_TASK STATEMENT_
Word for word, retype every entry in the listing.
— begin DATA —
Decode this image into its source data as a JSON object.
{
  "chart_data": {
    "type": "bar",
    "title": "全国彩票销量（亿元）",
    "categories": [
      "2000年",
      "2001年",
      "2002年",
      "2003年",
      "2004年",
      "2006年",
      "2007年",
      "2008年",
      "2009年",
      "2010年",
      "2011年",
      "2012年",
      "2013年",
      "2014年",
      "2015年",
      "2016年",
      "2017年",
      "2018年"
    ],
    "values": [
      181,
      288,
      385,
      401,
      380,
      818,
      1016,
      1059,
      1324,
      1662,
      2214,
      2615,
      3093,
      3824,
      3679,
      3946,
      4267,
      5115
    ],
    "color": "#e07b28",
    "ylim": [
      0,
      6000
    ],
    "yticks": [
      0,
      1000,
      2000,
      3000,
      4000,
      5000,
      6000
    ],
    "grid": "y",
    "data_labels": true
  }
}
— end DATA —
_SOLUTION_
Decode this image into its source data as a JSON object.
{
  "chart_data": {
    "type": "bar",
    "title": "全国彩票销量（亿元）",
    "categories": [
      "2000年",
      "2001年",
      "2002年",
      "2003年",
      "2004年",
      "2006年",
      "2007年",
      "2008年",
      "2009年",
      "2010年",
      "2011年",
      "2012年",
      "2013年",
      "2014年",
      "2015年",
      "2016年",
      "2017年",
      "2018年"
    ],
    "values": [
      181,
      288,
      385,
      401,
      380,
      818,
      1016,
      1059,
      1324,
      1662,
      2214,
      2615,
      3093,
      3824,
      3679,
      3946,
      4267,
      5115
    ],
    "color": "#e07b28",
    "ylim": [
      0,
      6000
    ],
    "yticks": [
      0,
      1000,
      2000,
      3000,
      4000,
      5000,
      6000
    ],
    "grid": "y",
    "data_labels": true
  }
}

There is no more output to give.